Instructions for the task ▸ Transcribe each record exactly. Include every one.
■ ■ ■
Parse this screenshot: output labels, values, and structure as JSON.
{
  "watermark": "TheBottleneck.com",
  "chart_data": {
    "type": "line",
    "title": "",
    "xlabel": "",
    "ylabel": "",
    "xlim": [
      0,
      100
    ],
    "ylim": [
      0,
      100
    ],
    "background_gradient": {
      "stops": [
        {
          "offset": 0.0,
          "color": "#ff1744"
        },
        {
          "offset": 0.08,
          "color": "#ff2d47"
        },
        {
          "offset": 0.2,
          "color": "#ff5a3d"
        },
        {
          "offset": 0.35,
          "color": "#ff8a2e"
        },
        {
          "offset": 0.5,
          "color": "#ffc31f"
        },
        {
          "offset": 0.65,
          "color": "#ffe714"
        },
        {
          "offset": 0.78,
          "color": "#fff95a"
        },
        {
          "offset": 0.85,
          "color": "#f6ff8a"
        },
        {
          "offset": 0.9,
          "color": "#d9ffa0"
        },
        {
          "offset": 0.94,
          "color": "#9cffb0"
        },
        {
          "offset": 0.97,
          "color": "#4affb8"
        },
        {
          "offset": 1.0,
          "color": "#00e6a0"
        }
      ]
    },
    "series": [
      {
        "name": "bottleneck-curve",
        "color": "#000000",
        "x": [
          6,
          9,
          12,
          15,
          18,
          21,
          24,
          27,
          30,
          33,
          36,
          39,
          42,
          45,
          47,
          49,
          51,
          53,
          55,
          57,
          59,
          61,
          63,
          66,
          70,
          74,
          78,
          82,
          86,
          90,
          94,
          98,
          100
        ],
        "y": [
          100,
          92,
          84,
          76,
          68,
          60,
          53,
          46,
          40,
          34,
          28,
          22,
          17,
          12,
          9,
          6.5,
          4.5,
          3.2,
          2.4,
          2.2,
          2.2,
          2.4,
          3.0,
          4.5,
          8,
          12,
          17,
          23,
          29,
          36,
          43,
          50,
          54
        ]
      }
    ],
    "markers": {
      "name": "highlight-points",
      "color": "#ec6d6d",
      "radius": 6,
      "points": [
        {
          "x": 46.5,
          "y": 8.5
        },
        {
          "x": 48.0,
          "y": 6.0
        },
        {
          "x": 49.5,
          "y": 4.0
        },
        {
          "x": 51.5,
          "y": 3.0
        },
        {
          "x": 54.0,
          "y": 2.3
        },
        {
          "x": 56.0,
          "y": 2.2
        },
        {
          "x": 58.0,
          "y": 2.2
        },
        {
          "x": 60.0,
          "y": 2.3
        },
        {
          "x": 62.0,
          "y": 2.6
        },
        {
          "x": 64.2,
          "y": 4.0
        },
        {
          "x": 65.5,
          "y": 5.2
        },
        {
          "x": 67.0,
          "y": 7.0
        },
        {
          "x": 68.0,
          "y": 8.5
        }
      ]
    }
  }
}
■ ■ ■
Solution ▸
Parse this screenshot: output labels, values, and structure as JSON.
{
  "watermark": "TheBottleneck.com",
  "chart_data": {
    "type": "line",
    "title": "",
    "xlabel": "",
    "ylabel": "",
    "xlim": [
      0,
      100
    ],
    "ylim": [
      0,
      100
    ],
    "background_gradient": {
      "stops": [
        {
          "offset": 0.0,
          "color": "#ff1744"
        },
        {
          "offset": 0.08,
          "color": "#ff2d47"
        },
        {
          "offset": 0.2,
          "color": "#ff5a3d"
        },
        {
          "offset": 0.35,
          "color": "#ff8a2e"
        },
        {
          "offset": 0.5,
          "color": "#ffc31f"
        },
        {
          "offset": 0.65,
          "color": "#ffe714"
        },
        {
          "offset": 0.78,
          "color": "#fff95a"
        },
        {
          "offset": 0.85,
          "color": "#f6ff8a"
        },
        {
          "offset": 0.9,
          "color": "#d9ffa0"
        },
        {
          "offset": 0.94,
          "color": "#9cffb0"
        },
        {
          "offset": 0.97,
          "color": "#4affb8"
        },
        {
          "offset": 1.0,
          "color": "#00e6a0"
        }
      ]
    },
    "series": [
      {
        "name": "bottleneck-curve",
        "color": "#000000",
        "x": [
          6,
          9,
          12,
          15,
          18,
          21,
          24,
          27,
          30,
          33,
          36,
          39,
          42,
          45,
          47,
          49,
          51,
          53,
          55,
          57,
          59,
          61,
          63,
          66,
          70,
          74,
          78,
          82,
          86,
          90,
          94,
          98,
          100
        ],
        "y": [
          100,
          92,
          84,
          76,
          68,
          60,
          53,
          46,
          40,
          34,
          28,
          22,
          17,
          12,
          9,
          6.5,
          4.5,
          3.2,
          2.4,
          2.2,
          2.2,
          2.4,
          3.0,
          4.5,
          8,
          12,
          17,
          23,
          29,
          36,
          43,
          50,
          54
        ]
      }
    ],
    "markers": {
      "name": "highlight-points",
      "color": "#ec6d6d",
      "radius": 6,
      "points": [
        {
          "x": 46.5,
          "y": 8.5
        },
        {
          "x": 48.0,
          "y": 6.0
        },
        {
          "x": 49.5,
          "y": 4.0
        },
        {
          "x": 51.5,
          "y": 3.0
        },
        {
          "x": 54.0,
          "y": 2.3
        },
        {
          "x": 56.0,
          "y": 2.2
        },
        {
          "x": 58.0,
          "y": 2.2
        },
        {
          "x": 60.0,
          "y": 2.3
        },
        {
          "x": 62.0,
          "y": 2.6
        },
        {
          "x": 64.2,
          "y": 4.0
        },
        {
          "x": 65.5,
          "y": 5.2
        },
        {
          "x": 67.0,
          "y": 7.0
        },
        {
          "x": 68.0,
          "y": 8.5
        }
      ]
    }
  }
}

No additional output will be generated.